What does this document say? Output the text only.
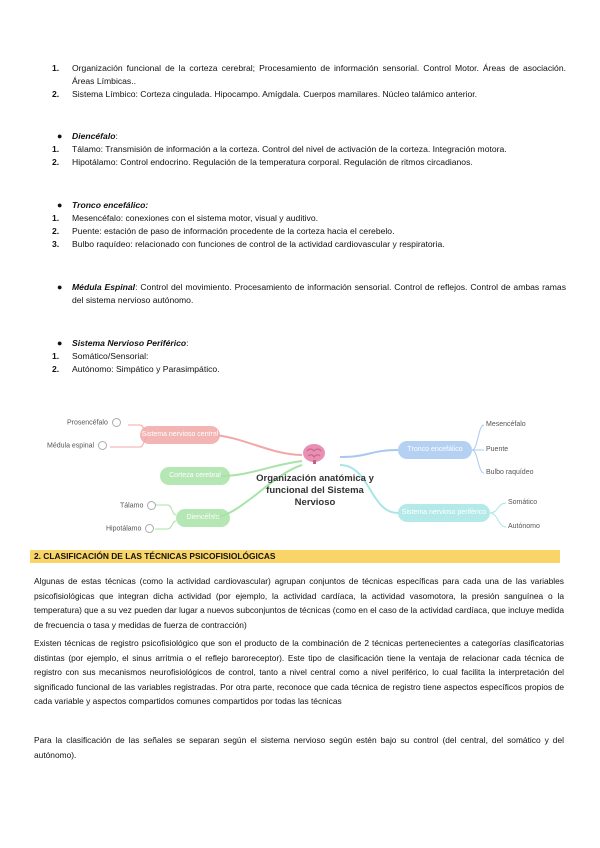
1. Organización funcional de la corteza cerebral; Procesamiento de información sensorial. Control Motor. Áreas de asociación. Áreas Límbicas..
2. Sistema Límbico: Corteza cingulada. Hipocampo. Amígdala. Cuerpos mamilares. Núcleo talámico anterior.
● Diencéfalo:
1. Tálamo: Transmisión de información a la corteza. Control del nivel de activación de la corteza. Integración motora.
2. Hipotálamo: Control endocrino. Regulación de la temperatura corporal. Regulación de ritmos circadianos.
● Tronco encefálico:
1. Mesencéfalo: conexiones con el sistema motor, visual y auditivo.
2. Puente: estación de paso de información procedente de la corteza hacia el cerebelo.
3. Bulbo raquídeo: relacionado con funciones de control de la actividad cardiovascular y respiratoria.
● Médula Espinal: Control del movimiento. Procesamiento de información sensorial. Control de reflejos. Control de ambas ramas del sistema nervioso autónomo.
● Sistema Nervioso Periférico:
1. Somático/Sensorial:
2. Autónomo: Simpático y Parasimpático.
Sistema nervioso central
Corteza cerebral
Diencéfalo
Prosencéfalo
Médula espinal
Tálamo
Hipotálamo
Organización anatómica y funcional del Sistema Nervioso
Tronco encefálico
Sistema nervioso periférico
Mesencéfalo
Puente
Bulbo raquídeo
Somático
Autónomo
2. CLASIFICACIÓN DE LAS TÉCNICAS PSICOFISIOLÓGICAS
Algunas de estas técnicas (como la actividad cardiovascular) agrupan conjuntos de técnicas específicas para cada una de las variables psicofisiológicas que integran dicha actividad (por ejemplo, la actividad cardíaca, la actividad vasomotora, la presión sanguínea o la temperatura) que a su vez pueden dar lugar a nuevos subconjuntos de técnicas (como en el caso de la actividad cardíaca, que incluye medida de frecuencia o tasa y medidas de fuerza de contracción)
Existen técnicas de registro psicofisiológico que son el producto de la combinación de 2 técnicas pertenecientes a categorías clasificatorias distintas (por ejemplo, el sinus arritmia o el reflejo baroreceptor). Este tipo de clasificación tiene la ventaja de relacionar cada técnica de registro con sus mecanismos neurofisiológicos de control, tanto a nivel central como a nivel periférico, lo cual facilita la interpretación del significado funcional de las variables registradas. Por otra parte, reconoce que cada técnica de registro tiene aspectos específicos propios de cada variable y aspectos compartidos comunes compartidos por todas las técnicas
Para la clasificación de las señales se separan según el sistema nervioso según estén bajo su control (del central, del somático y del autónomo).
...
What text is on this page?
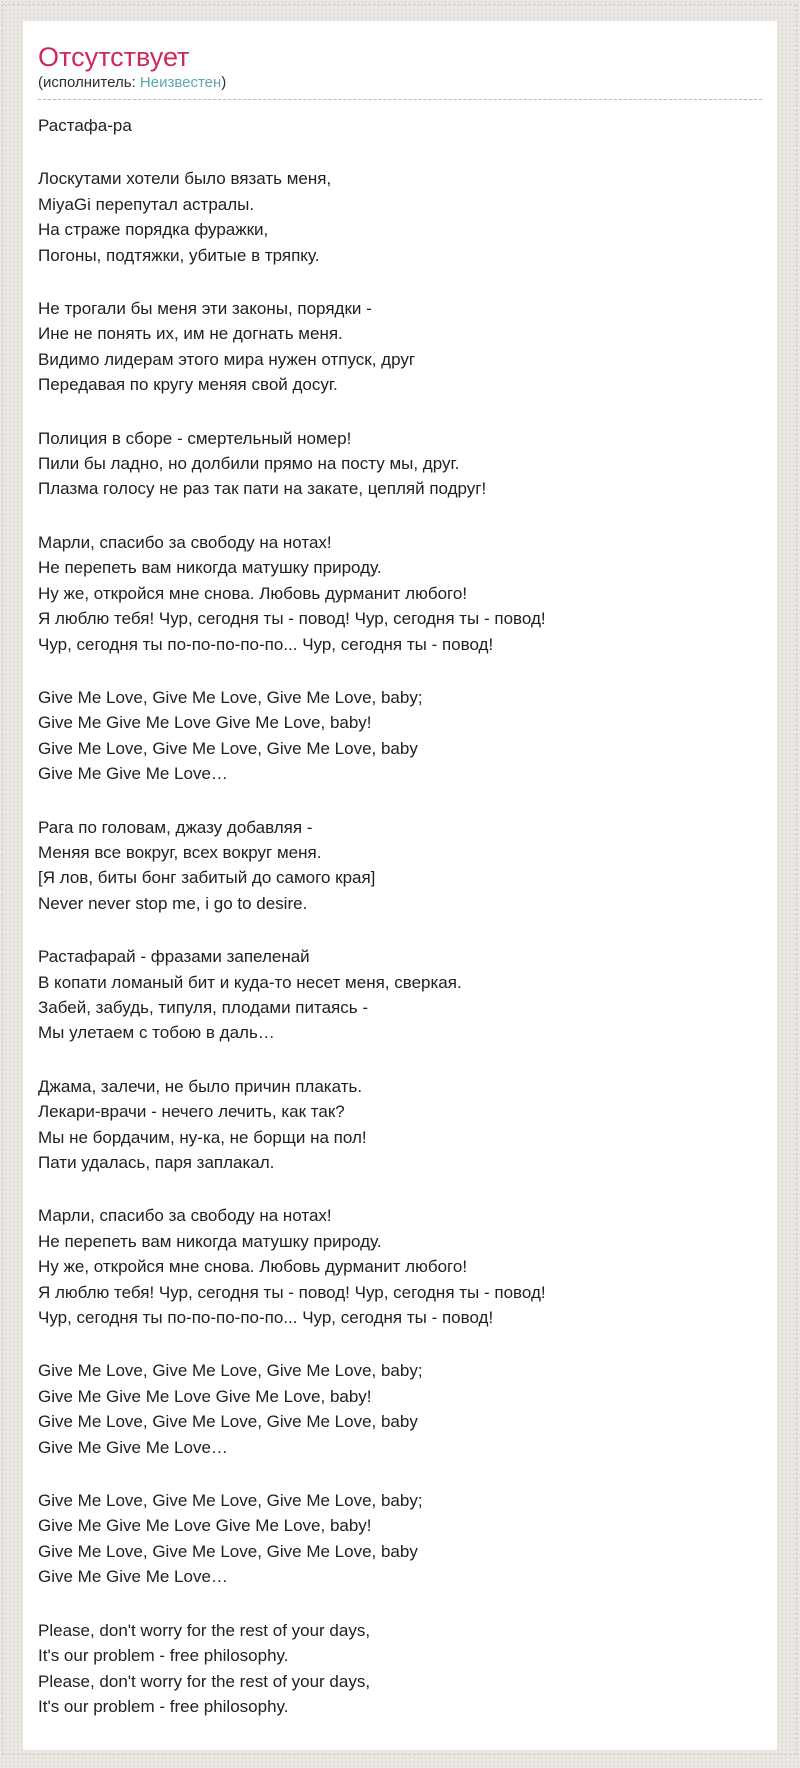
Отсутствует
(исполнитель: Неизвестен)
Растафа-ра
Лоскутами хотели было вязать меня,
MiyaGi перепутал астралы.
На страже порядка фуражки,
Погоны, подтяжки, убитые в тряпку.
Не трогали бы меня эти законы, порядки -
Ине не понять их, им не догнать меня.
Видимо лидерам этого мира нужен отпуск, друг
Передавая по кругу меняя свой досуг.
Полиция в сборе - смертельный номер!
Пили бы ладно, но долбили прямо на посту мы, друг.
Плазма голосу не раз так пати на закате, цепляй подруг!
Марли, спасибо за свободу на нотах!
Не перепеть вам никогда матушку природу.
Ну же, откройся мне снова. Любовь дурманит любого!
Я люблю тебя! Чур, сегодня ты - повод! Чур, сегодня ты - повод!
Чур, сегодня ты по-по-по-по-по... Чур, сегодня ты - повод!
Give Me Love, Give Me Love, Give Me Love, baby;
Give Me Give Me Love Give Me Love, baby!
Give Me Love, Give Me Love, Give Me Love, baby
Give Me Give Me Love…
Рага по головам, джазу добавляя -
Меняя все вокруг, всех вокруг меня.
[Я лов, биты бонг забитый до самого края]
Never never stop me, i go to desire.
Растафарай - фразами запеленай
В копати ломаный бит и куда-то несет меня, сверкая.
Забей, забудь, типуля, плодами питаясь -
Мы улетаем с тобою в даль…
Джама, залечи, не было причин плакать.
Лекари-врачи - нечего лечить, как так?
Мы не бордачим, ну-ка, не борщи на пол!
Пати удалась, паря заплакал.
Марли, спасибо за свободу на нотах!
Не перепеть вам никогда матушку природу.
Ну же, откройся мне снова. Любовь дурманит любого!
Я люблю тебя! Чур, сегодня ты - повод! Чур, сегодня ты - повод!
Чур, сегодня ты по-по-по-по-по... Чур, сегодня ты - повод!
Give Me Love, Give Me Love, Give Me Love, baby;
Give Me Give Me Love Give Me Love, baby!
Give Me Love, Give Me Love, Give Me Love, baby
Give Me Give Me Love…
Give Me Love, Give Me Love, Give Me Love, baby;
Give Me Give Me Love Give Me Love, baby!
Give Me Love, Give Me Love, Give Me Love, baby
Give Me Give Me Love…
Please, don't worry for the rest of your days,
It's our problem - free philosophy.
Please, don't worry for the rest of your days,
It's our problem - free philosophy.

TASK DETAILS — Your answer should be a single number: the count of lines in the data that include the word "this".

OUTPUT BELOW — 2